PROBLEM REQUIREMENTS:
What follows is a listing. Return every line of it exactly.

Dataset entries
....

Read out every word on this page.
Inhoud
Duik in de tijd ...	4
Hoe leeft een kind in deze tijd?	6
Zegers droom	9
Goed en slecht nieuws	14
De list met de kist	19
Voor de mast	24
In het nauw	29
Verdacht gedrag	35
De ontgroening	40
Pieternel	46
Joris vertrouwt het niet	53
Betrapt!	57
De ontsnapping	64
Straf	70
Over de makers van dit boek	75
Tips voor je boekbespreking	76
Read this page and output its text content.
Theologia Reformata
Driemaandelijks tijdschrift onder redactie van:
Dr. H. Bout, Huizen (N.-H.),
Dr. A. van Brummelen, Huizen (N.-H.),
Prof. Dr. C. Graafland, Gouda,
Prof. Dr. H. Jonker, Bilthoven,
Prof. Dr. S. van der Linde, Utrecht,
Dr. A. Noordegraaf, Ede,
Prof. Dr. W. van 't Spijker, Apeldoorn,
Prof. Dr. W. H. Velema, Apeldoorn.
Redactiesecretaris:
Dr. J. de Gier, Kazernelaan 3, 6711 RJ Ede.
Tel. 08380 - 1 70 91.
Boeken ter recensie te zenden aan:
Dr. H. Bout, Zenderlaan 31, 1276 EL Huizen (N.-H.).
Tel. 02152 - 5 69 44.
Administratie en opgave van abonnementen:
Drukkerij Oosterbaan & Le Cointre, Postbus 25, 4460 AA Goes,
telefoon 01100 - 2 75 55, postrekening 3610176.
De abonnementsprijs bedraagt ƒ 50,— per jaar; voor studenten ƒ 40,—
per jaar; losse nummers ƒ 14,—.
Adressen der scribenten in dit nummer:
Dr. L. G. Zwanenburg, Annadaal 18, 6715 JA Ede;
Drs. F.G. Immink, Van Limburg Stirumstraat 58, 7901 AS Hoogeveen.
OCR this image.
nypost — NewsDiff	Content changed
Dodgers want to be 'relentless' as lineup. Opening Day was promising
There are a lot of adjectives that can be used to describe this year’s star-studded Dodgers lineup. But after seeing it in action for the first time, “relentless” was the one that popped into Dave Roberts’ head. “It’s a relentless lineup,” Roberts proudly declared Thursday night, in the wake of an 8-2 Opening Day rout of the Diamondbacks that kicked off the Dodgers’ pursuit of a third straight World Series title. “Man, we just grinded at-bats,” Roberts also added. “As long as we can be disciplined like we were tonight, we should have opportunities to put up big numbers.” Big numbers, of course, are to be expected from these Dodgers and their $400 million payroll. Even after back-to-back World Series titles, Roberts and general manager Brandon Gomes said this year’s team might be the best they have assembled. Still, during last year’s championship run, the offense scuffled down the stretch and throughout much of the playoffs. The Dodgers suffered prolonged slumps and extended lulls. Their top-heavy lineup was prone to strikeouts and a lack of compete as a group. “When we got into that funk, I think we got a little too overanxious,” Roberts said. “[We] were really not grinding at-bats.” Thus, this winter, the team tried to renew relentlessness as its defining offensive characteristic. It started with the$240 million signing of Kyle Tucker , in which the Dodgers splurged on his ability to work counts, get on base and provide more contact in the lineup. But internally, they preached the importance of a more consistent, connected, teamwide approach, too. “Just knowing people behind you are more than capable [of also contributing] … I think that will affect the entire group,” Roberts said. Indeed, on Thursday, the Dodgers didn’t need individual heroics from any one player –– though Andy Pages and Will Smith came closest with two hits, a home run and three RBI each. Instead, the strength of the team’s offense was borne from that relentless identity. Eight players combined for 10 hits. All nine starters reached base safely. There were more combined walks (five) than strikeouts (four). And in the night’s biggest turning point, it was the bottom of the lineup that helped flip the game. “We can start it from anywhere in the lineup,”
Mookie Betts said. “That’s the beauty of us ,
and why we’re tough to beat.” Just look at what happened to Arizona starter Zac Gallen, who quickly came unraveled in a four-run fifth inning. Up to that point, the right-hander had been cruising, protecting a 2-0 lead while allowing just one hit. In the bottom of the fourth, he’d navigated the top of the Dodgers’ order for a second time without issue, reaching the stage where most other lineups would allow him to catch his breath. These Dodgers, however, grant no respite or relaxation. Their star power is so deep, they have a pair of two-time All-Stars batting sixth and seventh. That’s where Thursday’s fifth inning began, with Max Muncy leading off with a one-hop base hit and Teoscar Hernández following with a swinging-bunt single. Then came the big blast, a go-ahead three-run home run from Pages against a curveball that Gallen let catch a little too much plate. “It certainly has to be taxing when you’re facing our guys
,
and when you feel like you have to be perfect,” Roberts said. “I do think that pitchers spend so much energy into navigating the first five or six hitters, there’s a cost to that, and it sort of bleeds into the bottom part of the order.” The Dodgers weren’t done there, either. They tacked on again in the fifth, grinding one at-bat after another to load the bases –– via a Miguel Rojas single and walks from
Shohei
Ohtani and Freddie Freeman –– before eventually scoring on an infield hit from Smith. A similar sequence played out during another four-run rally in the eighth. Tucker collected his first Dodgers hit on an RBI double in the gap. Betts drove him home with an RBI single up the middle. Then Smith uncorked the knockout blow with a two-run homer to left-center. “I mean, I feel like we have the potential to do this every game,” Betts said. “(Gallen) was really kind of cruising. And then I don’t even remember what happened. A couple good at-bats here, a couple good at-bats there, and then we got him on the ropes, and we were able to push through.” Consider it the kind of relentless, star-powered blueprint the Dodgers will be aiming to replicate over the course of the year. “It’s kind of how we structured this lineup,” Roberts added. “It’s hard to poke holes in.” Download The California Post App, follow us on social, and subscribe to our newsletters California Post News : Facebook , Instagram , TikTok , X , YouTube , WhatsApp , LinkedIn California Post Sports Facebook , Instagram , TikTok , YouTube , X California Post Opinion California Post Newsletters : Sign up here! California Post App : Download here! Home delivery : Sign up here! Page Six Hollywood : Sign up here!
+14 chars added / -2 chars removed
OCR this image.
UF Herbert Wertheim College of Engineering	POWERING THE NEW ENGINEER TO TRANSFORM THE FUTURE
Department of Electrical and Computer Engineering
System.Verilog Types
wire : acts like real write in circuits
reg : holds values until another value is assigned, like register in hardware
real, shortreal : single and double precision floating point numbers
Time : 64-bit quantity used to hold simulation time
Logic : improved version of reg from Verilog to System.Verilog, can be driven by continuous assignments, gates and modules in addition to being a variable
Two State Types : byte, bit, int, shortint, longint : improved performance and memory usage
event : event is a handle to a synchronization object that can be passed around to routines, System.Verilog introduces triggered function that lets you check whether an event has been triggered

....

COMPLETE RESPONSE:
Read out every word on this page.
Inhoud
Duik in de tijd ...	4
Hoe leeft een kind in deze tijd?	6
Zegers droom	9
Goed en slecht nieuws	14
De list met de kist	19
Voor de mast	24
In het nauw	29
Verdacht gedrag	35
De ontgroening	40
Pieternel	46
Joris vertrouwt het niet	53
Betrapt!	57
De ontsnapping	64
Straf	70
Over de makers van dit boek	75
Tips voor je boekbespreking	76
Read this page and output its text content.
Theologia Reformata
Driemaandelijks tijdschrift onder redactie van:
Dr. H. Bout, Huizen (N.-H.),
Dr. A. van Brummelen, Huizen (N.-H.),
Prof. Dr. C. Graafland, Gouda,
Prof. Dr. H. Jonker, Bilthoven,
Prof. Dr. S. van der Linde, Utrecht,
Dr. A. Noordegraaf, Ede,
Prof. Dr. W. van 't Spijker, Apeldoorn,
Prof. Dr. W. H. Velema, Apeldoorn.
Redactiesecretaris:
Dr. J. de Gier, Kazernelaan 3, 6711 RJ Ede.
Tel. 08380 - 1 70 91.
Boeken ter recensie te zenden aan:
Dr. H. Bout, Zenderlaan 31, 1276 EL Huizen (N.-H.).
Tel. 02152 - 5 69 44.
Administratie en opgave van abonnementen:
Drukkerij Oosterbaan & Le Cointre, Postbus 25, 4460 AA Goes,
telefoon 01100 - 2 75 55, postrekening 3610176.
De abonnementsprijs bedraagt ƒ 50,— per jaar; voor studenten ƒ 40,—
per jaar; losse nummers ƒ 14,—.
Adressen der scribenten in dit nummer:
Dr. L. G. Zwanenburg, Annadaal 18, 6715 JA Ede;
Drs. F.G. Immink, Van Limburg Stirumstraat 58, 7901 AS Hoogeveen.
OCR this image.
nypost — NewsDiff	Content changed
Dodgers want to be 'relentless' as lineup. Opening Day was promising
There are a lot of adjectives that can be used to describe this year’s star-studded Dodgers lineup. But after seeing it in action for the first time, “relentless” was the one that popped into Dave Roberts’ head. “It’s a relentless lineup,” Roberts proudly declared Thursday night, in the wake of an 8-2 Opening Day rout of the Diamondbacks that kicked off the Dodgers’ pursuit of a third straight World Series title. “Man, we just grinded at-bats,” Roberts also added. “As long as we can be disciplined like we were tonight, we should have opportunities to put up big numbers.” Big numbers, of course, are to be expected from these Dodgers and their $400 million payroll. Even after back-to-back World Series titles, Roberts and general manager Brandon Gomes said this year’s team might be the best they have assembled. Still, during last year’s championship run, the offense scuffled down the stretch and throughout much of the playoffs. The Dodgers suffered prolonged slumps and extended lulls. Their top-heavy lineup was prone to strikeouts and a lack of compete as a group. “When we got into that funk, I think we got a little too overanxious,” Roberts said. “[We] were really not grinding at-bats.” Thus, this winter, the team tried to renew relentlessness as its defining offensive characteristic. It started with the$240 million signing of Kyle Tucker , in which the Dodgers splurged on his ability to work counts, get on base and provide more contact in the lineup. But internally, they preached the importance of a more consistent, connected, teamwide approach, too. “Just knowing people behind you are more than capable [of also contributing] … I think that will affect the entire group,” Roberts said. Indeed, on Thursday, the Dodgers didn’t need individual heroics from any one player –– though Andy Pages and Will Smith came closest with two hits, a home run and three RBI each. Instead, the strength of the team’s offense was borne from that relentless identity. Eight players combined for 10 hits. All nine starters reached base safely. There were more combined walks (five) than strikeouts (four). And in the night’s biggest turning point, it was the bottom of the lineup that helped flip the game. “We can start it from anywhere in the lineup,”
Mookie Betts said. “That’s the beauty of us ,
and why we’re tough to beat.” Just look at what happened to Arizona starter Zac Gallen, who quickly came unraveled in a four-run fifth inning. Up to that point, the right-hander had been cruising, protecting a 2-0 lead while allowing just one hit. In the bottom of the fourth, he’d navigated the top of the Dodgers’ order for a second time without issue, reaching the stage where most other lineups would allow him to catch his breath. These Dodgers, however, grant no respite or relaxation. Their star power is so deep, they have a pair of two-time All-Stars batting sixth and seventh. That’s where Thursday’s fifth inning began, with Max Muncy leading off with a one-hop base hit and Teoscar Hernández following with a swinging-bunt single. Then came the big blast, a go-ahead three-run home run from Pages against a curveball that Gallen let catch a little too much plate. “It certainly has to be taxing when you’re facing our guys
,
and when you feel like you have to be perfect,” Roberts said. “I do think that pitchers spend so much energy into navigating the first five or six hitters, there’s a cost to that, and it sort of bleeds into the bottom part of the order.” The Dodgers weren’t done there, either. They tacked on again in the fifth, grinding one at-bat after another to load the bases –– via a Miguel Rojas single and walks from
Shohei
Ohtani and Freddie Freeman –– before eventually scoring on an infield hit from Smith. A similar sequence played out during another four-run rally in the eighth. Tucker collected his first Dodgers hit on an RBI double in the gap. Betts drove him home with an RBI single up the middle. Then Smith uncorked the knockout blow with a two-run homer to left-center. “I mean, I feel like we have the potential to do this every game,” Betts said. “(Gallen) was really kind of cruising. And then I don’t even remember what happened. A couple good at-bats here, a couple good at-bats there, and then we got him on the ropes, and we were able to push through.” Consider it the kind of relentless, star-powered blueprint the Dodgers will be aiming to replicate over the course of the year. “It’s kind of how we structured this lineup,” Roberts added. “It’s hard to poke holes in.” Download The California Post App, follow us on social, and subscribe to our newsletters California Post News : Facebook , Instagram , TikTok , X , YouTube , WhatsApp , LinkedIn California Post Sports Facebook , Instagram , TikTok , YouTube , X California Post Opinion California Post Newsletters : Sign up here! California Post App : Download here! Home delivery : Sign up here! Page Six Hollywood : Sign up here!
+14 chars added / -2 chars removed
OCR this image.
UF Herbert Wertheim College of Engineering	POWERING THE NEW ENGINEER TO TRANSFORM THE FUTURE
Department of Electrical and Computer Engineering
System.Verilog Types
wire : acts like real write in circuits
reg : holds values until another value is assigned, like register in hardware
real, shortreal : single and double precision floating point numbers
Time : 64-bit quantity used to hold simulation time
Logic : improved version of reg from Verilog to System.Verilog, can be driven by continuous assignments, gates and modules in addition to being a variable
Two State Types : byte, bit, int, shortint, longint : improved performance and memory usage
event : event is a handle to a synchronization object that can be passed around to routines, System.Verilog introduces triggered function that lets you check whether an event has been triggered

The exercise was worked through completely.